- **Brief**: Could you return each line from the one bearing "Serialize everything readable" through the last line of the entries, exactly as it stands, with no pictures?
>> begin
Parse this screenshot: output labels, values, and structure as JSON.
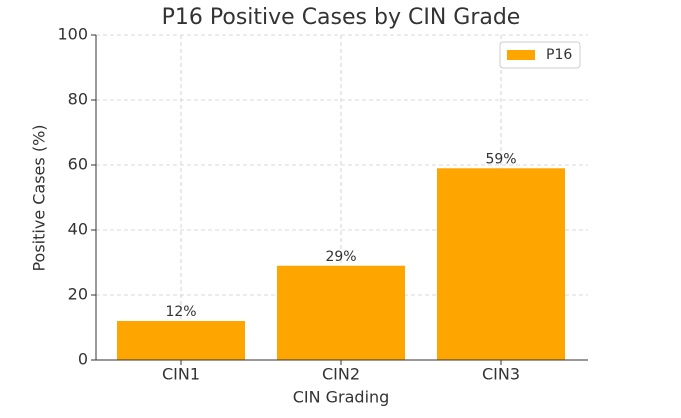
{
  "chart_data": {
    "type": "bar",
    "title": "P16 Positive Cases by CIN Grade",
    "x_label": "CIN Grading",
    "y_label": "Positive Cases (%)",
    "categories": [
      "CIN1",
      "CIN2",
      "CIN3"
    ],
    "series": [
      {
        "name": "P16",
        "color": "#ffa500",
        "values": [
          12,
          29,
          59
        ],
        "value_labels": [
          "12%",
          "29%",
          "59%"
        ]
      }
    ],
    "ylim": [
      0,
      100
    ],
    "yticks": [
      0,
      20,
      40,
      60,
      80,
      100
    ],
    "grid": true,
    "legend": "upper right"
  }
}
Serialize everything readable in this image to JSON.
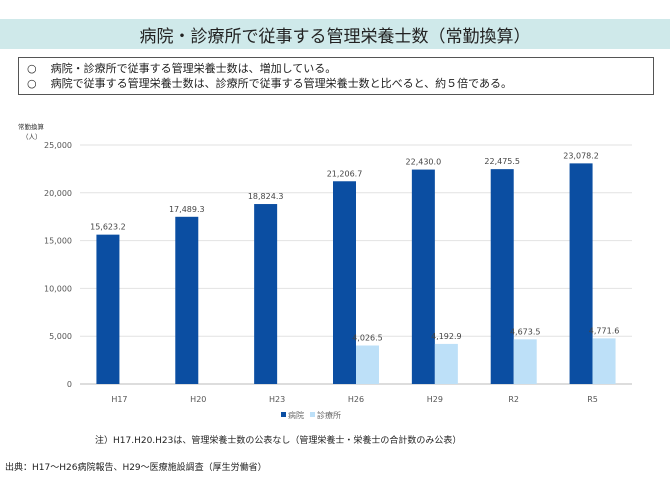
{
  "title": "病院・診療所で従事する管理栄養士数（常勤換算）",
  "summary": {
    "bullet": "○",
    "lines": [
      "病院・診療所で従事する管理栄養士数は、増加している。",
      "病院で従事する管理栄養士数は、診療所で従事する管理栄養士数と比べると、約５倍である。"
    ]
  },
  "chart_data": {
    "type": "bar",
    "ylabel": "常勤換算\n（人）",
    "ylabel_lines": [
      "常勤換算",
      "（人）"
    ],
    "ylim": [
      0,
      25000
    ],
    "yticks": [
      0,
      5000,
      10000,
      15000,
      20000,
      25000
    ],
    "ytick_labels": [
      "0",
      "5,000",
      "10,000",
      "15,000",
      "20,000",
      "25,000"
    ],
    "grid": true,
    "legend": "bottom",
    "categories": [
      "H17",
      "H20",
      "H23",
      "H26",
      "H29",
      "R2",
      "R5"
    ],
    "series": [
      {
        "name": "病院",
        "color": "#0b4ea2",
        "values": [
          15623.2,
          17489.3,
          18824.3,
          21206.7,
          22430.0,
          22475.5,
          23078.2
        ],
        "labels": [
          "15,623.2",
          "17,489.3",
          "18,824.3",
          "21,206.7",
          "22,430.0",
          "22,475.5",
          "23,078.2"
        ]
      },
      {
        "name": "診療所",
        "color": "#bde0f8",
        "values": [
          null,
          null,
          null,
          4026.5,
          4192.9,
          4673.5,
          4771.6
        ],
        "labels": [
          "",
          "",
          "",
          "4,026.5",
          "4,192.9",
          "4,673.5",
          "4,771.6"
        ]
      }
    ]
  },
  "note": "注）H17.H20.H23は、管理栄養士数の公表なし（管理栄養士・栄養士の合計数のみ公表）",
  "source": "出典：H17～H26病院報告、H29～医療施設調査（厚生労働省）"
}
>> end
- **Exercise solution**:
Serialize everything readable in this image to JSON.
{
  "title": "病院・診療所で従事する管理栄養士数（常勤換算）",
  "summary": {
    "bullet": "○",
    "lines": [
      "病院・診療所で従事する管理栄養士数は、増加している。",
      "病院で従事する管理栄養士数は、診療所で従事する管理栄養士数と比べると、約５倍である。"
    ]
  },
  "chart_data": {
    "type": "bar",
    "ylabel": "常勤換算\n（人）",
    "ylabel_lines": [
      "常勤換算",
      "（人）"
    ],
    "ylim": [
      0,
      25000
    ],
    "yticks": [
      0,
      5000,
      10000,
      15000,
      20000,
      25000
    ],
    "ytick_labels": [
      "0",
      "5,000",
      "10,000",
      "15,000",
      "20,000",
      "25,000"
    ],
    "grid": true,
    "legend": "bottom",
    "categories": [
      "H17",
      "H20",
      "H23",
      "H26",
      "H29",
      "R2",
      "R5"
    ],
    "series": [
      {
        "name": "病院",
        "color": "#0b4ea2",
        "values": [
          15623.2,
          17489.3,
          18824.3,
          21206.7,
          22430.0,
          22475.5,
          23078.2
        ],
        "labels": [
          "15,623.2",
          "17,489.3",
          "18,824.3",
          "21,206.7",
          "22,430.0",
          "22,475.5",
          "23,078.2"
        ]
      },
      {
        "name": "診療所",
        "color": "#bde0f8",
        "values": [
          null,
          null,
          null,
          4026.5,
          4192.9,
          4673.5,
          4771.6
        ],
        "labels": [
          "",
          "",
          "",
          "4,026.5",
          "4,192.9",
          "4,673.5",
          "4,771.6"
        ]
      }
    ]
  },
  "note": "注）H17.H20.H23は、管理栄養士数の公表なし（管理栄養士・栄養士の合計数のみ公表）",
  "source": "出典：H17～H26病院報告、H29～医療施設調査（厚生労働省）"
}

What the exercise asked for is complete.